(The request): Output each entry below as it stands, leaving out every picture.

(Material provided):
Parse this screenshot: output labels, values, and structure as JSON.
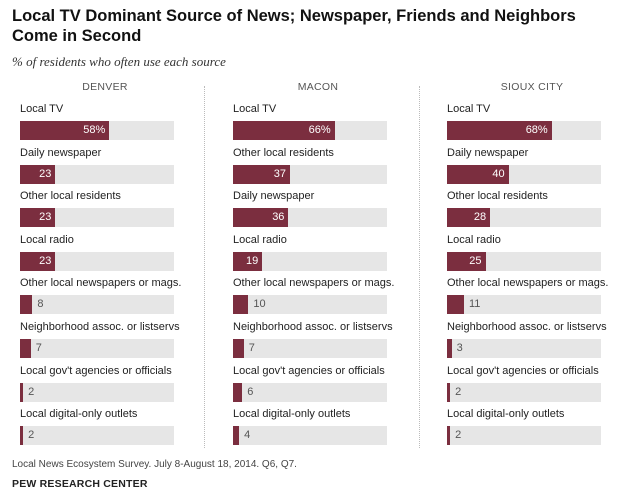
{
  "title": "Local TV Dominant Source of News; Newspaper, Friends and Neighbors Come in Second",
  "subtitle": "% of residents who often use each source",
  "footnote": "Local News Ecosystem Survey. July 8-August 18, 2014. Q6, Q7.",
  "credit": "PEW RESEARCH CENTER",
  "colors": {
    "bar": "#7b2e3f",
    "track": "#e6e6e6"
  },
  "chart_data": [
    {
      "type": "bar",
      "title": "DENVER",
      "xlim": [
        0,
        100
      ],
      "categories": [
        "Local TV",
        "Daily newspaper",
        "Other local residents",
        "Local radio",
        "Other local newspapers or mags.",
        "Neighborhood assoc. or listservs",
        "Local gov't agencies or officials",
        "Local digital-only outlets"
      ],
      "values": [
        58,
        23,
        23,
        23,
        8,
        7,
        2,
        2
      ],
      "labels": [
        "58%",
        "23",
        "23",
        "23",
        "8",
        "7",
        "2",
        "2"
      ]
    },
    {
      "type": "bar",
      "title": "MACON",
      "xlim": [
        0,
        100
      ],
      "categories": [
        "Local TV",
        "Other local residents",
        "Daily newspaper",
        "Local radio",
        "Other local newspapers or mags.",
        "Neighborhood assoc. or listservs",
        "Local gov't agencies or officials",
        "Local digital-only outlets"
      ],
      "values": [
        66,
        37,
        36,
        19,
        10,
        7,
        6,
        4
      ],
      "labels": [
        "66%",
        "37",
        "36",
        "19",
        "10",
        "7",
        "6",
        "4"
      ]
    },
    {
      "type": "bar",
      "title": "SIOUX CITY",
      "xlim": [
        0,
        100
      ],
      "categories": [
        "Local TV",
        "Daily newspaper",
        "Other local residents",
        "Local radio",
        "Other local newspapers or mags.",
        "Neighborhood assoc. or listservs",
        "Local gov't agencies or officials",
        "Local digital-only outlets"
      ],
      "values": [
        68,
        40,
        28,
        25,
        11,
        3,
        2,
        2
      ],
      "labels": [
        "68%",
        "40",
        "28",
        "25",
        "11",
        "3",
        "2",
        "2"
      ]
    }
  ]
}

(Answer for the task):
Parse this screenshot: output labels, values, and structure as JSON.
{
  "title": "Local TV Dominant Source of News; Newspaper, Friends and Neighbors Come in Second",
  "subtitle": "% of residents who often use each source",
  "footnote": "Local News Ecosystem Survey. July 8-August 18, 2014. Q6, Q7.",
  "credit": "PEW RESEARCH CENTER",
  "colors": {
    "bar": "#7b2e3f",
    "track": "#e6e6e6"
  },
  "chart_data": [
    {
      "type": "bar",
      "title": "DENVER",
      "xlim": [
        0,
        100
      ],
      "categories": [
        "Local TV",
        "Daily newspaper",
        "Other local residents",
        "Local radio",
        "Other local newspapers or mags.",
        "Neighborhood assoc. or listservs",
        "Local gov't agencies or officials",
        "Local digital-only outlets"
      ],
      "values": [
        58,
        23,
        23,
        23,
        8,
        7,
        2,
        2
      ],
      "labels": [
        "58%",
        "23",
        "23",
        "23",
        "8",
        "7",
        "2",
        "2"
      ]
    },
    {
      "type": "bar",
      "title": "MACON",
      "xlim": [
        0,
        100
      ],
      "categories": [
        "Local TV",
        "Other local residents",
        "Daily newspaper",
        "Local radio",
        "Other local newspapers or mags.",
        "Neighborhood assoc. or listservs",
        "Local gov't agencies or officials",
        "Local digital-only outlets"
      ],
      "values": [
        66,
        37,
        36,
        19,
        10,
        7,
        6,
        4
      ],
      "labels": [
        "66%",
        "37",
        "36",
        "19",
        "10",
        "7",
        "6",
        "4"
      ]
    },
    {
      "type": "bar",
      "title": "SIOUX CITY",
      "xlim": [
        0,
        100
      ],
      "categories": [
        "Local TV",
        "Daily newspaper",
        "Other local residents",
        "Local radio",
        "Other local newspapers or mags.",
        "Neighborhood assoc. or listservs",
        "Local gov't agencies or officials",
        "Local digital-only outlets"
      ],
      "values": [
        68,
        40,
        28,
        25,
        11,
        3,
        2,
        2
      ],
      "labels": [
        "68%",
        "40",
        "28",
        "25",
        "11",
        "3",
        "2",
        "2"
      ]
    }
  ]
}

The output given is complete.